Task goal: Extract each line of the records below that contains the word "this".

Provided data:
++++++++++++++++++++

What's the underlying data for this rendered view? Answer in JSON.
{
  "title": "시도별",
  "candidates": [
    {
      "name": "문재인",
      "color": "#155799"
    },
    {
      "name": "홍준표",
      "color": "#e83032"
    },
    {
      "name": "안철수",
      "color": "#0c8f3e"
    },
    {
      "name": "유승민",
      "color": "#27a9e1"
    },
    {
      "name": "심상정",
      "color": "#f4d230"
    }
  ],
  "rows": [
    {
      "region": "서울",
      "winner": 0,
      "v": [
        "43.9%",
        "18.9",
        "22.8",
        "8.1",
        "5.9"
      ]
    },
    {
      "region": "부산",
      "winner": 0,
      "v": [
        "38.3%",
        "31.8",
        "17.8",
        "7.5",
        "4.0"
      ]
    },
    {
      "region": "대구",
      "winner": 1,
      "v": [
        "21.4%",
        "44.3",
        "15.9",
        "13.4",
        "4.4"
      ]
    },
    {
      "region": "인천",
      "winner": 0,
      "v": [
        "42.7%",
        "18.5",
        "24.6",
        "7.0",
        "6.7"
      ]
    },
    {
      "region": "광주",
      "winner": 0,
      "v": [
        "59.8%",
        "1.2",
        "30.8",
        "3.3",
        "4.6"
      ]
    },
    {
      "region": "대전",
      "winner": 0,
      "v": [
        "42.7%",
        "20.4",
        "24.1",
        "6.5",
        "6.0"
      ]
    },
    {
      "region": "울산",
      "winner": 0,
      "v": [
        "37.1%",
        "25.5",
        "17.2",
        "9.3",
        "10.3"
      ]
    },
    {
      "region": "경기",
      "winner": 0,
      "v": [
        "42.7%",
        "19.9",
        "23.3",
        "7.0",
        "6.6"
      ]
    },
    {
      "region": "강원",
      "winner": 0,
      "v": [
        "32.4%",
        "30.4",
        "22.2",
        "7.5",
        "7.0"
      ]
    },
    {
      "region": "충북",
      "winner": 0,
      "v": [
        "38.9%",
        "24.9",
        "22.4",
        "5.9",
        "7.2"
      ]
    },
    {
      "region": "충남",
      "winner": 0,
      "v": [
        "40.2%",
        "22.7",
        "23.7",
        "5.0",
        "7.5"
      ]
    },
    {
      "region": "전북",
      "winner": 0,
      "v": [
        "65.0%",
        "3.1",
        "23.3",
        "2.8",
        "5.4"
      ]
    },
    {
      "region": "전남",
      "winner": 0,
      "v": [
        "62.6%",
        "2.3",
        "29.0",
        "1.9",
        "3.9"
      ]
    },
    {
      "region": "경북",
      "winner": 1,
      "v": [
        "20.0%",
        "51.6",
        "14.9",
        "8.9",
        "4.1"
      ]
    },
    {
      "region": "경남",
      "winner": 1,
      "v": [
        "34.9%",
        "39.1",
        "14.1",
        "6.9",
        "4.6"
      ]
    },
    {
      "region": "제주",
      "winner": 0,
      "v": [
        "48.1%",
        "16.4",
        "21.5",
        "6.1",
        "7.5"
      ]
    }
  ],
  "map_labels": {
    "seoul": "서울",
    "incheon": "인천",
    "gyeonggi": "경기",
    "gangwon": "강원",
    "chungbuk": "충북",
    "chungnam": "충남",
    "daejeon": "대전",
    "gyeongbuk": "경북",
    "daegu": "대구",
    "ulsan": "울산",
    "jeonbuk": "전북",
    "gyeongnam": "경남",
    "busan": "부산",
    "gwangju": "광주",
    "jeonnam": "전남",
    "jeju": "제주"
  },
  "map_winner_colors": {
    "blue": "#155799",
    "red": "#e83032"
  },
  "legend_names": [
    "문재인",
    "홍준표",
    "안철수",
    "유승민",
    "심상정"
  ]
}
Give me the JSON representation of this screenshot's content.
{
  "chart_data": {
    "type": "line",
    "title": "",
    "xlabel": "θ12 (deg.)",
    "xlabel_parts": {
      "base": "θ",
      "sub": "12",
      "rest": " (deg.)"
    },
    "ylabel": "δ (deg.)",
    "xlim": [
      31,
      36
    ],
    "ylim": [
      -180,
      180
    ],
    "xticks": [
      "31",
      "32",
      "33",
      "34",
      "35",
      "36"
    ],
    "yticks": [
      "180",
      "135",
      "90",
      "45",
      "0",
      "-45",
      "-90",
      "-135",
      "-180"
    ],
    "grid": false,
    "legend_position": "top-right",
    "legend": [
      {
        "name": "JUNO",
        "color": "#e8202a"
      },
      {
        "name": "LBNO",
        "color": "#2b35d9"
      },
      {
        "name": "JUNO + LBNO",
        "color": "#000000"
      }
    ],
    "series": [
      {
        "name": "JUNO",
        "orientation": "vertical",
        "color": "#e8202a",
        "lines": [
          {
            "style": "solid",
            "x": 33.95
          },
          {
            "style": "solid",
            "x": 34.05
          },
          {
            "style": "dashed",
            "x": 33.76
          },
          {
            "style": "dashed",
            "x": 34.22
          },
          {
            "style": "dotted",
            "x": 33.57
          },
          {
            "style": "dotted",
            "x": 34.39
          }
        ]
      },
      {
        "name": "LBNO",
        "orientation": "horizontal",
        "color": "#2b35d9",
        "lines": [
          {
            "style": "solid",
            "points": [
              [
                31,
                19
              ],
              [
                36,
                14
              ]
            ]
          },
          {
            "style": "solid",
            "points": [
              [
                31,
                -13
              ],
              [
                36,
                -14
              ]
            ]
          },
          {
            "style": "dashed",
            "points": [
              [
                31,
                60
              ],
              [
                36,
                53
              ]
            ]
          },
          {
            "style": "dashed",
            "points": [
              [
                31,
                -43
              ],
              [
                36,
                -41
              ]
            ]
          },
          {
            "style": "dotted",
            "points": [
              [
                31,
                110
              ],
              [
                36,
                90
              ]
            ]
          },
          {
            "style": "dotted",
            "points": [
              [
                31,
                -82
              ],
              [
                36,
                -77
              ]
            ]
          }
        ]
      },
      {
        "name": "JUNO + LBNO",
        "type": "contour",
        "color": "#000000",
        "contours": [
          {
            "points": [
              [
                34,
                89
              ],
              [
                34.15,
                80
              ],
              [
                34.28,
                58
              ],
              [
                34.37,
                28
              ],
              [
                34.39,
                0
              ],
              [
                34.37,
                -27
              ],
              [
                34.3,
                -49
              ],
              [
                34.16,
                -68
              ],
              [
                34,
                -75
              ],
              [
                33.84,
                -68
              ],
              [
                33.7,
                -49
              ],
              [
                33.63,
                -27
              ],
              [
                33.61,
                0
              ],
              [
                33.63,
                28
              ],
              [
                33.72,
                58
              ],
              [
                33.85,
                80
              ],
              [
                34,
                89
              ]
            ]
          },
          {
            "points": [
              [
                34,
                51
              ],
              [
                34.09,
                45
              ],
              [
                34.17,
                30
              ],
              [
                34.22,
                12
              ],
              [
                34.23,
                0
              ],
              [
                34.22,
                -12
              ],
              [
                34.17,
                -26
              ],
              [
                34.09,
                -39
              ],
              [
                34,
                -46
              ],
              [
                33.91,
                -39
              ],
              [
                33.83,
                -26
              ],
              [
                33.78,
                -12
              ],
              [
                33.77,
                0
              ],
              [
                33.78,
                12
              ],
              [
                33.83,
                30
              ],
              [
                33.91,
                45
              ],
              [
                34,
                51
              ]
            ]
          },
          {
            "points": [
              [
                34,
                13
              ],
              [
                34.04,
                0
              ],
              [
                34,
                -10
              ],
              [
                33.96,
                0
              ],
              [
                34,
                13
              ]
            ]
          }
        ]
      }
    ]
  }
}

++++++++++++++++++++

Solution:
What's the underlying data for this rendered view? Answer in JSON.
Give me the JSON representation of this screenshot's content.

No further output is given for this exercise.